Directions for this task
Extract the full listing below without altering a single character.

Record extracts

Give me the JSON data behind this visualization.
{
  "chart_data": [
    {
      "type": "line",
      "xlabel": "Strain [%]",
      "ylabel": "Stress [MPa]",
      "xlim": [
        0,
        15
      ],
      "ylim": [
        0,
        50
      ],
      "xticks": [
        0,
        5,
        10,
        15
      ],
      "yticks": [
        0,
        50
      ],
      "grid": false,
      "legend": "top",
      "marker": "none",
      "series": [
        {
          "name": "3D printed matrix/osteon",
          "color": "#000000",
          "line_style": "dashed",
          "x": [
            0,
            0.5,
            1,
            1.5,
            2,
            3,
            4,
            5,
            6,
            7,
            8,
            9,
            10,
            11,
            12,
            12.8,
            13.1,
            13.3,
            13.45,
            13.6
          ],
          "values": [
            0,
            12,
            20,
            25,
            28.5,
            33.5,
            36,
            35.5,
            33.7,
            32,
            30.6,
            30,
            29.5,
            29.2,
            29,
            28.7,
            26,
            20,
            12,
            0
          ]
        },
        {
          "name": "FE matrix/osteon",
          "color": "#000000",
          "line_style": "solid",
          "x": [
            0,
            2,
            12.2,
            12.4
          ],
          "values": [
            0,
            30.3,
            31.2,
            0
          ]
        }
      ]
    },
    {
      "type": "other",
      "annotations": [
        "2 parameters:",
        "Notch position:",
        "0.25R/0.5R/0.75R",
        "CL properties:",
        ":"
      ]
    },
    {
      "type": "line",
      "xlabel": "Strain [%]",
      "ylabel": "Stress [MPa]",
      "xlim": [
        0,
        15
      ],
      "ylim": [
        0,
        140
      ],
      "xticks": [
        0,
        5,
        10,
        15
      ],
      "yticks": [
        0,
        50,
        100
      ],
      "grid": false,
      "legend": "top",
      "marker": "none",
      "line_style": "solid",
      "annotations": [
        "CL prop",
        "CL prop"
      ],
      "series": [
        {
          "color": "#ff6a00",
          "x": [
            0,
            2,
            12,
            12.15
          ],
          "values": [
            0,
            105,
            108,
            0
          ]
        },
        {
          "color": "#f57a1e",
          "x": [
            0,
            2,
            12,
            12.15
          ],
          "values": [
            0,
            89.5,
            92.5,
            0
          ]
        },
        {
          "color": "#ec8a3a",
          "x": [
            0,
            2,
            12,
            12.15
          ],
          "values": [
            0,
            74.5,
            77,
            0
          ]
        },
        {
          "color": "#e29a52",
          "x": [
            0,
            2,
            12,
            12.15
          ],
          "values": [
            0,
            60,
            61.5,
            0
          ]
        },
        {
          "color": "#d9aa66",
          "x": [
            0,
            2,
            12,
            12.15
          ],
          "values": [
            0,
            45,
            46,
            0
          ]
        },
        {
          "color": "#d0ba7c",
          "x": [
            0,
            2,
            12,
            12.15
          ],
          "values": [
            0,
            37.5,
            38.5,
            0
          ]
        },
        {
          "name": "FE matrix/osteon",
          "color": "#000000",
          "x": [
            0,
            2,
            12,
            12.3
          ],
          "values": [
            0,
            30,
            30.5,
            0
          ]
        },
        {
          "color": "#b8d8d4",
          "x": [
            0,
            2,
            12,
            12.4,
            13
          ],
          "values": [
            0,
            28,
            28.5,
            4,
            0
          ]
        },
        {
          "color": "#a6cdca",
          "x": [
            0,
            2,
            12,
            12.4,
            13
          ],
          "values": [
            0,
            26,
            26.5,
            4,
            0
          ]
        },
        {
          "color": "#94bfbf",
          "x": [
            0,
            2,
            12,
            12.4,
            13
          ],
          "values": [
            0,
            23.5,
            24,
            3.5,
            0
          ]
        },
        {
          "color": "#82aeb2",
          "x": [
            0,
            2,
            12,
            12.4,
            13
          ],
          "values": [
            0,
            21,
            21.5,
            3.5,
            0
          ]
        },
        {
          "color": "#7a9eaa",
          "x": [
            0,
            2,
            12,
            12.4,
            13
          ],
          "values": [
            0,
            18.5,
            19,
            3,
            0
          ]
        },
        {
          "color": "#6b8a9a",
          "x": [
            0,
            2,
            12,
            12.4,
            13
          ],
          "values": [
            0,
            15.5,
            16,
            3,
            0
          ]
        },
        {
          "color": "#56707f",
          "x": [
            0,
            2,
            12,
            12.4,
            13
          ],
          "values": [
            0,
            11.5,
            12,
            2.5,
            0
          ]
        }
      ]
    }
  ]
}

Result of the task
Give me the JSON data behind this visualization.
{
  "chart_data": [
    {
      "type": "line",
      "xlabel": "Strain [%]",
      "ylabel": "Stress [MPa]",
      "xlim": [
        0,
        15
      ],
      "ylim": [
        0,
        50
      ],
      "xticks": [
        0,
        5,
        10,
        15
      ],
      "yticks": [
        0,
        50
      ],
      "grid": false,
      "legend": "top",
      "marker": "none",
      "series": [
        {
          "name": "3D printed matrix/osteon",
          "color": "#000000",
          "line_style": "dashed",
          "x": [
            0,
            0.5,
            1,
            1.5,
            2,
            3,
            4,
            5,
            6,
            7,
            8,
            9,
            10,
            11,
            12,
            12.8,
            13.1,
            13.3,
            13.45,
            13.6
          ],
          "values": [
            0,
            12,
            20,
            25,
            28.5,
            33.5,
            36,
            35.5,
            33.7,
            32,
            30.6,
            30,
            29.5,
            29.2,
            29,
            28.7,
            26,
            20,
            12,
            0
          ]
        },
        {
          "name": "FE matrix/osteon",
          "color": "#000000",
          "line_style": "solid",
          "x": [
            0,
            2,
            12.2,
            12.4
          ],
          "values": [
            0,
            30.3,
            31.2,
            0
          ]
        }
      ]
    },
    {
      "type": "other",
      "annotations": [
        "2 parameters:",
        "Notch position:",
        "0.25R/0.5R/0.75R",
        "CL properties:",
        ":"
      ]
    },
    {
      "type": "line",
      "xlabel": "Strain [%]",
      "ylabel": "Stress [MPa]",
      "xlim": [
        0,
        15
      ],
      "ylim": [
        0,
        140
      ],
      "xticks": [
        0,
        5,
        10,
        15
      ],
      "yticks": [
        0,
        50,
        100
      ],
      "grid": false,
      "legend": "top",
      "marker": "none",
      "line_style": "solid",
      "annotations": [
        "CL prop",
        "CL prop"
      ],
      "series": [
        {
          "color": "#ff6a00",
          "x": [
            0,
            2,
            12,
            12.15
          ],
          "values": [
            0,
            105,
            108,
            0
          ]
        },
        {
          "color": "#f57a1e",
          "x": [
            0,
            2,
            12,
            12.15
          ],
          "values": [
            0,
            89.5,
            92.5,
            0
          ]
        },
        {
          "color": "#ec8a3a",
          "x": [
            0,
            2,
            12,
            12.15
          ],
          "values": [
            0,
            74.5,
            77,
            0
          ]
        },
        {
          "color": "#e29a52",
          "x": [
            0,
            2,
            12,
            12.15
          ],
          "values": [
            0,
            60,
            61.5,
            0
          ]
        },
        {
          "color": "#d9aa66",
          "x": [
            0,
            2,
            12,
            12.15
          ],
          "values": [
            0,
            45,
            46,
            0
          ]
        },
        {
          "color": "#d0ba7c",
          "x": [
            0,
            2,
            12,
            12.15
          ],
          "values": [
            0,
            37.5,
            38.5,
            0
          ]
        },
        {
          "name": "FE matrix/osteon",
          "color": "#000000",
          "x": [
            0,
            2,
            12,
            12.3
          ],
          "values": [
            0,
            30,
            30.5,
            0
          ]
        },
        {
          "color": "#b8d8d4",
          "x": [
            0,
            2,
            12,
            12.4,
            13
          ],
          "values": [
            0,
            28,
            28.5,
            4,
            0
          ]
        },
        {
          "color": "#a6cdca",
          "x": [
            0,
            2,
            12,
            12.4,
            13
          ],
          "values": [
            0,
            26,
            26.5,
            4,
            0
          ]
        },
        {
          "color": "#94bfbf",
          "x": [
            0,
            2,
            12,
            12.4,
            13
          ],
          "values": [
            0,
            23.5,
            24,
            3.5,
            0
          ]
        },
        {
          "color": "#82aeb2",
          "x": [
            0,
            2,
            12,
            12.4,
            13
          ],
          "values": [
            0,
            21,
            21.5,
            3.5,
            0
          ]
        },
        {
          "color": "#7a9eaa",
          "x": [
            0,
            2,
            12,
            12.4,
            13
          ],
          "values": [
            0,
            18.5,
            19,
            3,
            0
          ]
        },
        {
          "color": "#6b8a9a",
          "x": [
            0,
            2,
            12,
            12.4,
            13
          ],
          "values": [
            0,
            15.5,
            16,
            3,
            0
          ]
        },
        {
          "color": "#56707f",
          "x": [
            0,
            2,
            12,
            12.4,
            13
          ],
          "values": [
            0,
            11.5,
            12,
            2.5,
            0
          ]
        }
      ]
    }
  ]
}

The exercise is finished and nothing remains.